# START OF RECORDS PROVIDED
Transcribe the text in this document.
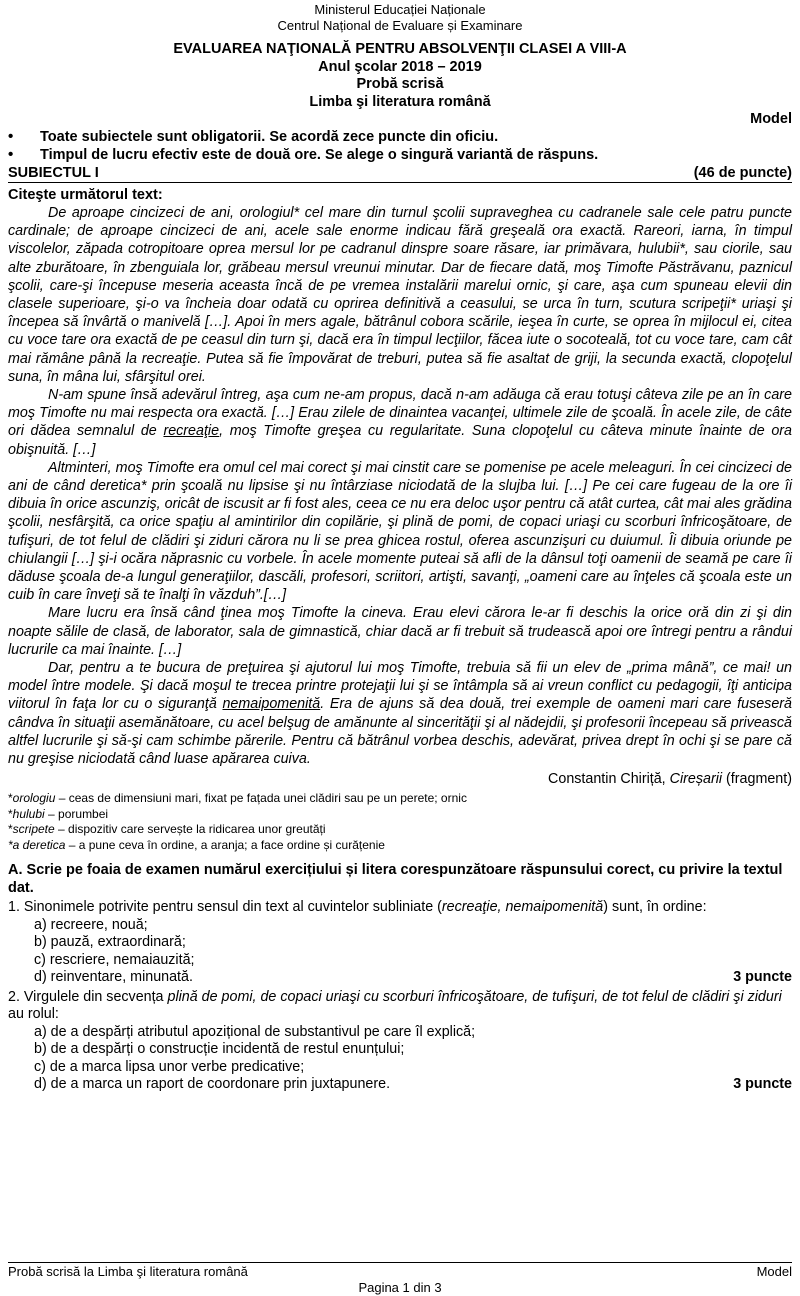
Ministerul Educației Naționale
Centrul Național de Evaluare și Examinare
EVALUAREA NAŢIONALĂ PENTRU ABSOLVENŢII CLASEI A VIII-A
Anul şcolar 2018 – 2019
Probă scrisă
Limba şi literatura română
Model
• Toate subiectele sunt obligatorii. Se acordă zece puncte din oficiu.
• Timpul de lucru efectiv este de două ore. Se alege o singură variantă de răspuns.
SUBIECTUL I	(46 de puncte)
Citeşte următorul text:

De aproape cincizeci de ani, orologiul* cel mare din turnul şcolii supraveghea cu cadranele sale cele patru puncte cardinale; de aproape cincizeci de ani, acele sale enorme indicau fără greşeală ora exactă. Rareori, iarna, în timpul viscolelor, zăpada cotropitoare oprea mersul lor pe cadranul dinspre soare răsare, iar primăvara, hulubii*, sau ciorile, sau alte zburătoare, în zbenguiala lor, grăbeau mersul vreunui minutar. Dar de fiecare dată, moş Timofte Păstrăvanu, paznicul şcolii, care-şi începuse meseria aceasta încă de pe vremea instalării marelui ornic, şi care, aşa cum spuneau elevii din clasele superioare, şi-o va încheia doar odată cu oprirea definitivă a ceasului, se urca în turn, scutura scripeţii* uriaşi şi începea să învârtă o manivelă […]. Apoi în mers agale, bătrânul cobora scările, ieşea în curte, se oprea în mijlocul ei, citea cu voce tare ora exactă de pe ceasul din turn şi, dacă era în timpul lecţiilor, făcea iute o socoteală, tot cu voce tare, cam cât mai rămâne până la recreaţie. Putea să fie împovărat de treburi, putea să fie asaltat de griji, la secunda exactă, clopoţelul suna, în mâna lui, sfârşitul orei.

N-am spune însă adevărul întreg, aşa cum ne-am propus, dacă n-am adăuga că erau totuşi câteva zile pe an în care moş Timofte nu mai respecta ora exactă. […] Erau zilele de dinaintea vacanţei, ultimele zile de şcoală. În acele zile, de câte ori dădea semnalul de recreaţie, moş Timofte greşea cu regularitate. Suna clopoţelul cu câteva minute înainte de ora obişnuită. […]

Altminteri, moş Timofte era omul cel mai corect şi mai cinstit care se pomenise pe acele meleaguri. În cei cincizeci de ani de când deretica* prin şcoală nu lipsise şi nu întârziase niciodată de la slujba lui. […] Pe cei care fugeau de la ore îi dibuia în orice ascunziş, oricât de iscusit ar fi fost ales, ceea ce nu era deloc uşor pentru că atât curtea, cât mai ales grădina şcolii, nesfârşită, ca orice spaţiu al amintirilor din copilărie, şi plină de pomi, de copaci uriaşi cu scorburi înfricoşătoare, de tufişuri, de tot felul de clădiri şi ziduri cărora nu li se prea ghicea rostul, oferea ascunzişuri cu duiumul. Îi dibuia oriunde pe chiulangii […] şi-i ocăra năprasnic cu vorbele. În acele momente puteai să afli de la dânsul toţi oamenii de seamă pe care îi dăduse şcoala de-a lungul generaţiilor, dascăli, profesori, scriitori, artişti, savanţi, „oameni care au înţeles că şcoala este un cuib în care înveţi să te înalţi în văzduh”.[…]

Mare lucru era însă când ţinea moş Timofte la cineva. Erau elevi cărora le-ar fi deschis la orice oră din zi şi din noapte sălile de clasă, de laborator, sala de gimnastică, chiar dacă ar fi trebuit să trudească apoi ore întregi pentru a rândui lucrurile ca mai înainte. […]

Dar, pentru a te bucura de preţuirea şi ajutorul lui moş Timofte, trebuia să fii un elev de „prima mână”, ce mai! un model între modele. Şi dacă moşul te trecea printre protejaţii lui şi se întâmpla să ai vreun conflict cu pedagogii, îţi anticipa viitorul în faţa lor cu o siguranţă nemaipomenită. Era de ajuns să dea două, trei exemple de oameni mari care fuseseră cândva în situaţii asemănătoare, cu acel belşug de amănunte al sincerităţii şi al nădejdii, şi profesorii începeau să privească altfel lucrurile şi să-şi cam schimbe părerile. Pentru că bătrânul vorbea deschis, adevărat, privea drept în ochi şi se pare că nu greşise niciodată când luase apărarea cuiva.

Constantin Chiriță, Cireșarii (fragment)

*orologiu – ceas de dimensiuni mari, fixat pe fațada unei clădiri sau pe un perete; ornic

*hulubi – porumbei

*scripete – dispozitiv care servește la ridicarea unor greutăți

*a deretica – a pune ceva în ordine, a aranja; a face ordine și curățenie

A. Scrie pe foaia de examen numărul exercițiului și litera corespunzătoare răspunsului corect, cu privire la textul dat.
1. Sinonimele potrivite pentru sensul din text al cuvintelor subliniate (recreaţie, nemaipomenită) sunt, în ordine:
a) recreere, nouă;
b) pauză, extraordinară;
c) rescriere, nemaiauzită;
d) reinventare, minunată.	3 puncte
2. Virgulele din secvența plină de pomi, de copaci uriaşi cu scorburi înfricoşătoare, de tufişuri, de tot felul de clădiri şi ziduri au rolul:
a) de a despărți atributul apozițional de substantivul pe care îl explică;
b) de a despărți o construcție incidentă de restul enunțului;
c) de a marca lipsa unor verbe predicative;
d) de a marca un raport de coordonare prin juxtapunere.	3 puncte
Probă scrisă la Limba şi literatura română	Model
Pagina 1 din 3
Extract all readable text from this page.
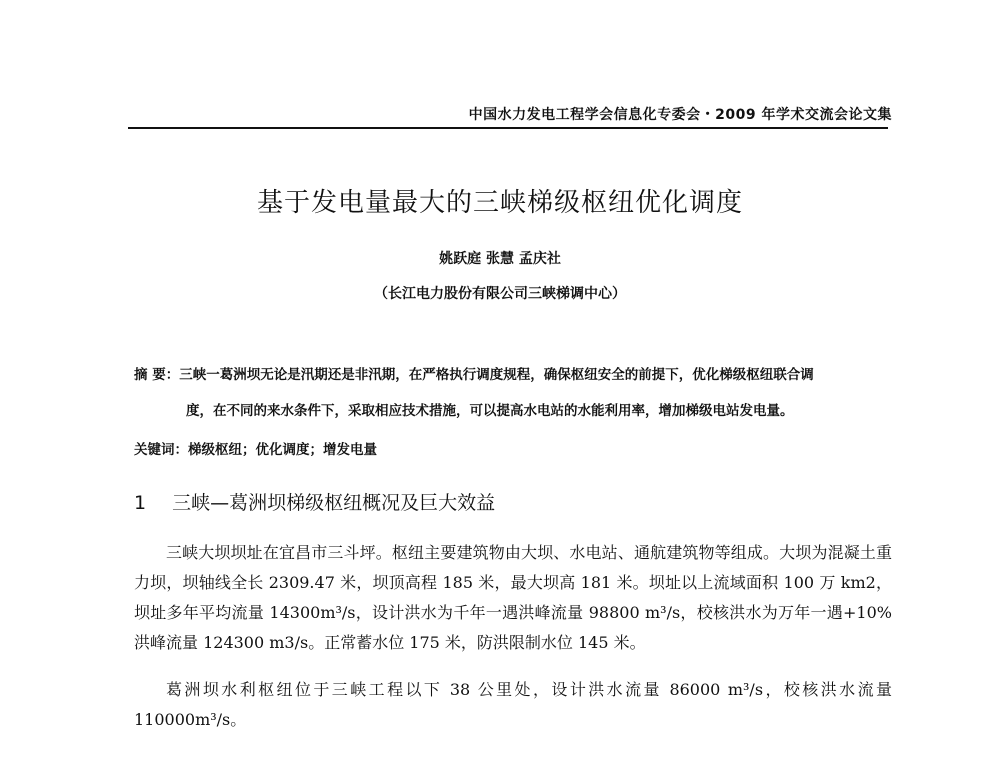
中国水力发电工程学会信息化专委会・2009 年学术交流会论文集
基于发电量最大的三峡梯级枢纽优化调度
姚跃庭 张慧 孟庆社
（长江电力股份有限公司三峡梯调中心）
摘 要：三峡一葛洲坝无论是汛期还是非汛期，在严格执行调度规程，确保枢纽安全的前提下，优化梯级枢纽联合调
度，在不同的来水条件下，采取相应技术措施，可以提高水电站的水能利用率，增加梯级电站发电量。
关键词：梯级枢纽；优化调度；增发电量
1 三峡—葛洲坝梯级枢纽概况及巨大效益

三峡大坝坝址在宜昌市三斗坪。枢纽主要建筑物由大坝、水电站、通航建筑物等组成。大坝为混凝土重力坝，坝轴线全长 2309.47 米，坝顶高程 185 米，最大坝高 181 米。坝址以上流域面积 100 万 km2，坝址多年平均流量 14300m³/s，设计洪水为千年一遇洪峰流量 98800 m³/s，校核洪水为万年一遇+10%洪峰流量 124300 m3/s。正常蓄水位 175 米，防洪限制水位 145 米。

葛洲坝水利枢纽位于三峡工程以下 38 公里处，设计洪水流量 86000 m³/s，校核洪水流量 110000m³/s。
# END OF RECORDS PROVIDED
EXERCISE REQUIREMENTS:
Reproduce the entries exactly. Do not carry over any picture.

RESULT FOR THIS EXERCISE:
Transcribe the text in this document.
Ministerul Educației Naționale
Centrul Național de Evaluare și Examinare
EVALUAREA NAŢIONALĂ PENTRU ABSOLVENŢII CLASEI A VIII-A
Anul şcolar 2018 – 2019
Probă scrisă
Limba şi literatura română
Model
• Toate subiectele sunt obligatorii. Se acordă zece puncte din oficiu.
• Timpul de lucru efectiv este de două ore. Se alege o singură variantă de răspuns.
SUBIECTUL I	(46 de puncte)
Citeşte următorul text:

De aproape cincizeci de ani, orologiul* cel mare din turnul şcolii supraveghea cu cadranele sale cele patru puncte cardinale; de aproape cincizeci de ani, acele sale enorme indicau fără greşeală ora exactă. Rareori, iarna, în timpul viscolelor, zăpada cotropitoare oprea mersul lor pe cadranul dinspre soare răsare, iar primăvara, hulubii*, sau ciorile, sau alte zburătoare, în zbenguiala lor, grăbeau mersul vreunui minutar. Dar de fiecare dată, moş Timofte Păstrăvanu, paznicul şcolii, care-şi începuse meseria aceasta încă de pe vremea instalării marelui ornic, şi care, aşa cum spuneau elevii din clasele superioare, şi-o va încheia doar odată cu oprirea definitivă a ceasului, se urca în turn, scutura scripeţii* uriaşi şi începea să învârtă o manivelă […]. Apoi în mers agale, bătrânul cobora scările, ieşea în curte, se oprea în mijlocul ei, citea cu voce tare ora exactă de pe ceasul din turn şi, dacă era în timpul lecţiilor, făcea iute o socoteală, tot cu voce tare, cam cât mai rămâne până la recreaţie. Putea să fie împovărat de treburi, putea să fie asaltat de griji, la secunda exactă, clopoţelul suna, în mâna lui, sfârşitul orei.

N-am spune însă adevărul întreg, aşa cum ne-am propus, dacă n-am adăuga că erau totuşi câteva zile pe an în care moş Timofte nu mai respecta ora exactă. […] Erau zilele de dinaintea vacanţei, ultimele zile de şcoală. În acele zile, de câte ori dădea semnalul de recreaţie, moş Timofte greşea cu regularitate. Suna clopoţelul cu câteva minute înainte de ora obişnuită. […]

Altminteri, moş Timofte era omul cel mai corect şi mai cinstit care se pomenise pe acele meleaguri. În cei cincizeci de ani de când deretica* prin şcoală nu lipsise şi nu întârziase niciodată de la slujba lui. […] Pe cei care fugeau de la ore îi dibuia în orice ascunziş, oricât de iscusit ar fi fost ales, ceea ce nu era deloc uşor pentru că atât curtea, cât mai ales grădina şcolii, nesfârşită, ca orice spaţiu al amintirilor din copilărie, şi plină de pomi, de copaci uriaşi cu scorburi înfricoşătoare, de tufişuri, de tot felul de clădiri şi ziduri cărora nu li se prea ghicea rostul, oferea ascunzişuri cu duiumul. Îi dibuia oriunde pe chiulangii […] şi-i ocăra năprasnic cu vorbele. În acele momente puteai să afli de la dânsul toţi oamenii de seamă pe care îi dăduse şcoala de-a lungul generaţiilor, dascăli, profesori, scriitori, artişti, savanţi, „oameni care au înţeles că şcoala este un cuib în care înveţi să te înalţi în văzduh”.[…]

Mare lucru era însă când ţinea moş Timofte la cineva. Erau elevi cărora le-ar fi deschis la orice oră din zi şi din noapte sălile de clasă, de laborator, sala de gimnastică, chiar dacă ar fi trebuit să trudească apoi ore întregi pentru a rândui lucrurile ca mai înainte. […]

Dar, pentru a te bucura de preţuirea şi ajutorul lui moş Timofte, trebuia să fii un elev de „prima mână”, ce mai! un model între modele. Şi dacă moşul te trecea printre protejaţii lui şi se întâmpla să ai vreun conflict cu pedagogii, îţi anticipa viitorul în faţa lor cu o siguranţă nemaipomenită. Era de ajuns să dea două, trei exemple de oameni mari care fuseseră cândva în situaţii asemănătoare, cu acel belşug de amănunte al sincerităţii şi al nădejdii, şi profesorii începeau să privească altfel lucrurile şi să-şi cam schimbe părerile. Pentru că bătrânul vorbea deschis, adevărat, privea drept în ochi şi se pare că nu greşise niciodată când luase apărarea cuiva.

Constantin Chiriță, Cireșarii (fragment)

*orologiu – ceas de dimensiuni mari, fixat pe fațada unei clădiri sau pe un perete; ornic

*hulubi – porumbei

*scripete – dispozitiv care servește la ridicarea unor greutăți

*a deretica – a pune ceva în ordine, a aranja; a face ordine și curățenie

A. Scrie pe foaia de examen numărul exercițiului și litera corespunzătoare răspunsului corect, cu privire la textul dat.
1. Sinonimele potrivite pentru sensul din text al cuvintelor subliniate (recreaţie, nemaipomenită) sunt, în ordine:
a) recreere, nouă;
b) pauză, extraordinară;
c) rescriere, nemaiauzită;
d) reinventare, minunată.	3 puncte
2. Virgulele din secvența plină de pomi, de copaci uriaşi cu scorburi înfricoşătoare, de tufişuri, de tot felul de clădiri şi ziduri au rolul:
a) de a despărți atributul apozițional de substantivul pe care îl explică;
b) de a despărți o construcție incidentă de restul enunțului;
c) de a marca lipsa unor verbe predicative;
d) de a marca un raport de coordonare prin juxtapunere.	3 puncte
Probă scrisă la Limba şi literatura română	Model
Pagina 1 din 3
Extract all readable text from this page.
中国水力发电工程学会信息化专委会・2009 年学术交流会论文集
基于发电量最大的三峡梯级枢纽优化调度
姚跃庭 张慧 孟庆社
（长江电力股份有限公司三峡梯调中心）
摘 要：三峡一葛洲坝无论是汛期还是非汛期，在严格执行调度规程，确保枢纽安全的前提下，优化梯级枢纽联合调
度，在不同的来水条件下，采取相应技术措施，可以提高水电站的水能利用率，增加梯级电站发电量。
关键词：梯级枢纽；优化调度；增发电量
1 三峡—葛洲坝梯级枢纽概况及巨大效益

三峡大坝坝址在宜昌市三斗坪。枢纽主要建筑物由大坝、水电站、通航建筑物等组成。大坝为混凝土重力坝，坝轴线全长 2309.47 米，坝顶高程 185 米，最大坝高 181 米。坝址以上流域面积 100 万 km2，坝址多年平均流量 14300m³/s，设计洪水为千年一遇洪峰流量 98800 m³/s，校核洪水为万年一遇+10%洪峰流量 124300 m3/s。正常蓄水位 175 米，防洪限制水位 145 米。

葛洲坝水利枢纽位于三峡工程以下 38 公里处，设计洪水流量 86000 m³/s，校核洪水流量 110000m³/s。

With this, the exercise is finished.